**Exercise objective**
Render the material again word for word, skipping the pictures in it.

**Dataset rows**
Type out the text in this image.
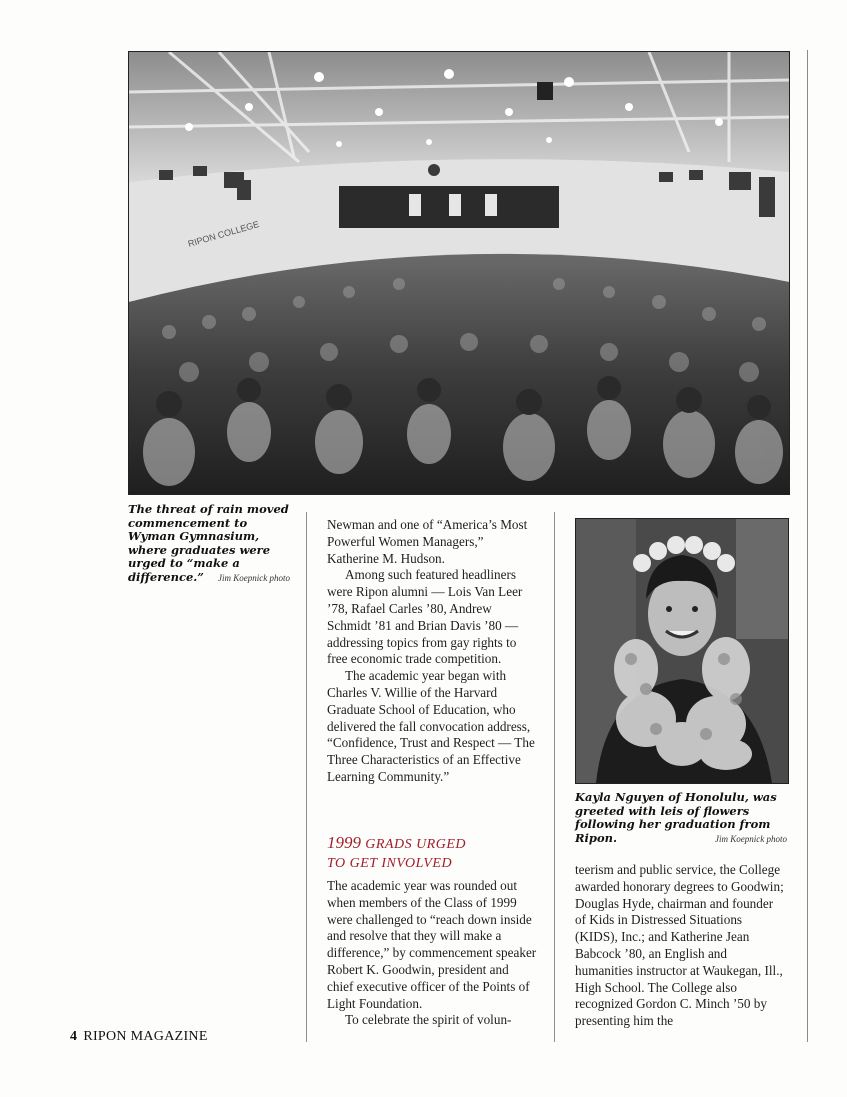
RIPON COLLEGE
The threat of rain moved commencement to Wyman Gymnasium, where graduates were urged to “make a difference.” Jim Koepnick photo

Newman and one of “America’s Most Powerful Women Managers,” Katherine M. Hudson.

Among such featured headliners were Ripon alumni — Lois Van Leer ’78, Rafael Carles ’80, Andrew Schmidt ’81 and Brian Davis ’80 — addressing topics from gay rights to free economic trade competition.

The academic year began with Charles V. Willie of the Harvard Graduate School of Education, who delivered the fall convocation address, “Confidence, Trust and Respect — The Three Characteristics of an Effective Learning Community.”

1999 GRADS URGED
TO GET INVOLVED

The academic year was rounded out when members of the Class of 1999 were challenged to “reach down inside and resolve that they will make a difference,” by commencement speaker Robert K. Goodwin, president and chief executive officer of the Points of Light Foundation.

To celebrate the spirit of volun-

Kayla Nguyen of Honolulu, was greeted with leis of flowers following her graduation from Ripon.	Jim Koepnick photo

teerism and public service, the College awarded honorary degrees to Goodwin; Douglas Hyde, chairman and founder of Kids in Distressed Situations (KIDS), Inc.; and Katherine Jean Babcock ’80, an English and humanities instructor at Waukegan, Ill., High School. The College also recognized Gordon C. Minch ’50 by presenting him the

4 RIPON MAGAZINE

**Reply**
Type out the text in this image.
RIPON COLLEGE
The threat of rain moved commencement to Wyman Gymnasium, where graduates were urged to “make a difference.” Jim Koepnick photo

Newman and one of “America’s Most Powerful Women Managers,” Katherine M. Hudson.

Among such featured headliners were Ripon alumni — Lois Van Leer ’78, Rafael Carles ’80, Andrew Schmidt ’81 and Brian Davis ’80 — addressing topics from gay rights to free economic trade competition.

The academic year began with Charles V. Willie of the Harvard Graduate School of Education, who delivered the fall convocation address, “Confidence, Trust and Respect — The Three Characteristics of an Effective Learning Community.”

1999 GRADS URGED
TO GET INVOLVED

The academic year was rounded out when members of the Class of 1999 were challenged to “reach down inside and resolve that they will make a difference,” by commencement speaker Robert K. Goodwin, president and chief executive officer of the Points of Light Foundation.

To celebrate the spirit of volun-

Kayla Nguyen of Honolulu, was greeted with leis of flowers following her graduation from Ripon.	Jim Koepnick photo

teerism and public service, the College awarded honorary degrees to Goodwin; Douglas Hyde, chairman and founder of Kids in Distressed Situations (KIDS), Inc.; and Katherine Jean Babcock ’80, an English and humanities instructor at Waukegan, Ill., High School. The College also recognized Gordon C. Minch ’50 by presenting him the

4 RIPON MAGAZINE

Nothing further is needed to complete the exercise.